Problem to solve: Give the records back in full, exactly as they read.

==== Material for this task ====

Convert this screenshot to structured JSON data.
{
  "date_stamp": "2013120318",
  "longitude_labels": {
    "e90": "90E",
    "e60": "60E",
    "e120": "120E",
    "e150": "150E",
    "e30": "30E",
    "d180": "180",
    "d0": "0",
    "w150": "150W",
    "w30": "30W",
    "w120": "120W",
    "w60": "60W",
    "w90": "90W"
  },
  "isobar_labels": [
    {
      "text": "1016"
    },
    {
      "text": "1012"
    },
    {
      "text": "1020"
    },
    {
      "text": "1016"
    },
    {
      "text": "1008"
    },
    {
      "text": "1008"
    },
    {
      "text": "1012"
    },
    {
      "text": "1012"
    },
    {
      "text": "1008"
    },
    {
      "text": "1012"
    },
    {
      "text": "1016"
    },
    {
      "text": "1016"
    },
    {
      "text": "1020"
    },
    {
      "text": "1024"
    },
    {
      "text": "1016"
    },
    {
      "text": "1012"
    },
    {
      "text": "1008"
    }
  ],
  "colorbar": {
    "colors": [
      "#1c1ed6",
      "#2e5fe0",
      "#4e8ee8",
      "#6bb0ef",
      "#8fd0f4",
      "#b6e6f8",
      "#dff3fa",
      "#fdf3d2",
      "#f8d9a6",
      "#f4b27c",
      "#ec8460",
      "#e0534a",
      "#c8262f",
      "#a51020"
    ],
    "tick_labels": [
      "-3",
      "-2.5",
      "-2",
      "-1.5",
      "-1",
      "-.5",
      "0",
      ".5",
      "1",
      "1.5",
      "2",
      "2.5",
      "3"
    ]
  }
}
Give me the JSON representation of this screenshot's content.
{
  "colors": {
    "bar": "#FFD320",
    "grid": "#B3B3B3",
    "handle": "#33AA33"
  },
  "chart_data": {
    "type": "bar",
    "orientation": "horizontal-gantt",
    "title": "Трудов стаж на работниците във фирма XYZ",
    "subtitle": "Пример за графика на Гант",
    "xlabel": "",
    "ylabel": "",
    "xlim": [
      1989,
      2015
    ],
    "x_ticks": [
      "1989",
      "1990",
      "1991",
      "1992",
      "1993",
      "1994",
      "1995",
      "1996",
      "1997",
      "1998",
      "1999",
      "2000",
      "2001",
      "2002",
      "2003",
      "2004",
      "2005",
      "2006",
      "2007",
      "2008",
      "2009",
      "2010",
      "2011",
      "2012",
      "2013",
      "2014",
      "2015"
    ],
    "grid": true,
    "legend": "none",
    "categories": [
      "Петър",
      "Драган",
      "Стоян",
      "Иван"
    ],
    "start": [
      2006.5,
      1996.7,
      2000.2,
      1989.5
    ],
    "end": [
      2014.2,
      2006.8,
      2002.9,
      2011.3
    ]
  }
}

====

Exercise response:
Convert this screenshot to structured JSON data.
{
  "date_stamp": "2013120318",
  "longitude_labels": {
    "e90": "90E",
    "e60": "60E",
    "e120": "120E",
    "e150": "150E",
    "e30": "30E",
    "d180": "180",
    "d0": "0",
    "w150": "150W",
    "w30": "30W",
    "w120": "120W",
    "w60": "60W",
    "w90": "90W"
  },
  "isobar_labels": [
    {
      "text": "1016"
    },
    {
      "text": "1012"
    },
    {
      "text": "1020"
    },
    {
      "text": "1016"
    },
    {
      "text": "1008"
    },
    {
      "text": "1008"
    },
    {
      "text": "1012"
    },
    {
      "text": "1012"
    },
    {
      "text": "1008"
    },
    {
      "text": "1012"
    },
    {
      "text": "1016"
    },
    {
      "text": "1016"
    },
    {
      "text": "1020"
    },
    {
      "text": "1024"
    },
    {
      "text": "1016"
    },
    {
      "text": "1012"
    },
    {
      "text": "1008"
    }
  ],
  "colorbar": {
    "colors": [
      "#1c1ed6",
      "#2e5fe0",
      "#4e8ee8",
      "#6bb0ef",
      "#8fd0f4",
      "#b6e6f8",
      "#dff3fa",
      "#fdf3d2",
      "#f8d9a6",
      "#f4b27c",
      "#ec8460",
      "#e0534a",
      "#c8262f",
      "#a51020"
    ],
    "tick_labels": [
      "-3",
      "-2.5",
      "-2",
      "-1.5",
      "-1",
      "-.5",
      "0",
      ".5",
      "1",
      "1.5",
      "2",
      "2.5",
      "3"
    ]
  }
}
Give me the JSON representation of this screenshot's content.
{
  "colors": {
    "bar": "#FFD320",
    "grid": "#B3B3B3",
    "handle": "#33AA33"
  },
  "chart_data": {
    "type": "bar",
    "orientation": "horizontal-gantt",
    "title": "Трудов стаж на работниците във фирма XYZ",
    "subtitle": "Пример за графика на Гант",
    "xlabel": "",
    "ylabel": "",
    "xlim": [
      1989,
      2015
    ],
    "x_ticks": [
      "1989",
      "1990",
      "1991",
      "1992",
      "1993",
      "1994",
      "1995",
      "1996",
      "1997",
      "1998",
      "1999",
      "2000",
      "2001",
      "2002",
      "2003",
      "2004",
      "2005",
      "2006",
      "2007",
      "2008",
      "2009",
      "2010",
      "2011",
      "2012",
      "2013",
      "2014",
      "2015"
    ],
    "grid": true,
    "legend": "none",
    "categories": [
      "Петър",
      "Драган",
      "Стоян",
      "Иван"
    ],
    "start": [
      2006.5,
      1996.7,
      2000.2,
      1989.5
    ],
    "end": [
      2014.2,
      2006.8,
      2002.9,
      2011.3
    ]
  }
}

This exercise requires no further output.